Problem: Keep every line where the word "title" appears; drop the rest.

Records for this task:

+++++

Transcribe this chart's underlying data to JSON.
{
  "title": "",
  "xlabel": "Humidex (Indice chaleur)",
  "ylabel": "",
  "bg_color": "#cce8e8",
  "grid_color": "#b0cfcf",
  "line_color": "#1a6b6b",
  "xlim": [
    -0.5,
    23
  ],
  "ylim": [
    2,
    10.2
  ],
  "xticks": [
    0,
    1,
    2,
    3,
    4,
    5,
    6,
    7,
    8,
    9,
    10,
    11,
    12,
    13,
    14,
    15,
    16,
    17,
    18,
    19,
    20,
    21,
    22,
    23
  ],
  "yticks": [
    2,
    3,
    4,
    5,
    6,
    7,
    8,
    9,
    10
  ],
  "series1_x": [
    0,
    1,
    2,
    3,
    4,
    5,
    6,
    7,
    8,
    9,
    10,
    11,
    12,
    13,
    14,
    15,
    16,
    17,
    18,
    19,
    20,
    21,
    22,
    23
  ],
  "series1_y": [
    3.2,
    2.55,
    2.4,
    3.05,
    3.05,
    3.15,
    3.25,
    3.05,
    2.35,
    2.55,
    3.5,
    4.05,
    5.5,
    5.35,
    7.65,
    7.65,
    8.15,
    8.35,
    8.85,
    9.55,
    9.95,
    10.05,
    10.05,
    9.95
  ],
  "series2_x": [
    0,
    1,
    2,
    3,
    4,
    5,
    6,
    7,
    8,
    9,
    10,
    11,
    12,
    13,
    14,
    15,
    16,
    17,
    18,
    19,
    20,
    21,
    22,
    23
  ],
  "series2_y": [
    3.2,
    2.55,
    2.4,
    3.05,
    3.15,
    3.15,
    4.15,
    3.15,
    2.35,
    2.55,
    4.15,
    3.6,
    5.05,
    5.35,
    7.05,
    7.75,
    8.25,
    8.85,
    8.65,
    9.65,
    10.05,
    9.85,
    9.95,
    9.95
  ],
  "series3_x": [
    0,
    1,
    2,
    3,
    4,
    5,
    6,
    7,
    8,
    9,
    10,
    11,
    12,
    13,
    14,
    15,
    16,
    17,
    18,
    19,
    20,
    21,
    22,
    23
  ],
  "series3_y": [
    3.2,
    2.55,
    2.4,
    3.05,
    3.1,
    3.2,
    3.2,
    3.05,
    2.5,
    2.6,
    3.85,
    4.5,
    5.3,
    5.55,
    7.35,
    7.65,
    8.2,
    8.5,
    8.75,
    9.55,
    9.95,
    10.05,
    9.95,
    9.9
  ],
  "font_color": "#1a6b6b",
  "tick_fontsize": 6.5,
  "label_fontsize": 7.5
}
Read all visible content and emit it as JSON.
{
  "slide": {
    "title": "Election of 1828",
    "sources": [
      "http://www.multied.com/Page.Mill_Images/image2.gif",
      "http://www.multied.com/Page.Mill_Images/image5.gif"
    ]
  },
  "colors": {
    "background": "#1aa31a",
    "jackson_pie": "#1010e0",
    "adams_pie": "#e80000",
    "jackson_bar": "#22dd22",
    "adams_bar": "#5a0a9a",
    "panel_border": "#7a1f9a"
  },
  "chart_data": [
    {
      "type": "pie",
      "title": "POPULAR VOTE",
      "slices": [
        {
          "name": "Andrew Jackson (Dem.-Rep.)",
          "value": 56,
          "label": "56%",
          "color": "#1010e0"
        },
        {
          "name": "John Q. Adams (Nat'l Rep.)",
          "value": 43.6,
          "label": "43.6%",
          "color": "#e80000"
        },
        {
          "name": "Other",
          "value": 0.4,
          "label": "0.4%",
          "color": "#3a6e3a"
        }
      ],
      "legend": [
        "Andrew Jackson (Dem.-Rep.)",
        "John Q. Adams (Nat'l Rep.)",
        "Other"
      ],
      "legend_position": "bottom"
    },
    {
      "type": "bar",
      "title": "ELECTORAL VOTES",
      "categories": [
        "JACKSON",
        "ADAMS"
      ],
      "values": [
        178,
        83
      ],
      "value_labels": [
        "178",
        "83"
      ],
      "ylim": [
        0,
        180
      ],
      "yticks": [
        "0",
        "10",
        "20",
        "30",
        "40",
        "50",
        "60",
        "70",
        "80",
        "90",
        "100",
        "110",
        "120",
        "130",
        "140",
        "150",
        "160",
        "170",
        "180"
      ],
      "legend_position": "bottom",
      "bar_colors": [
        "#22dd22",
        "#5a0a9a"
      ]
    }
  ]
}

+++++

Exercise result:
  "title": "",
    "title": "Election of 1828",
      "title": "POPULAR VOTE",
      "title": "ELECTORAL VOTES",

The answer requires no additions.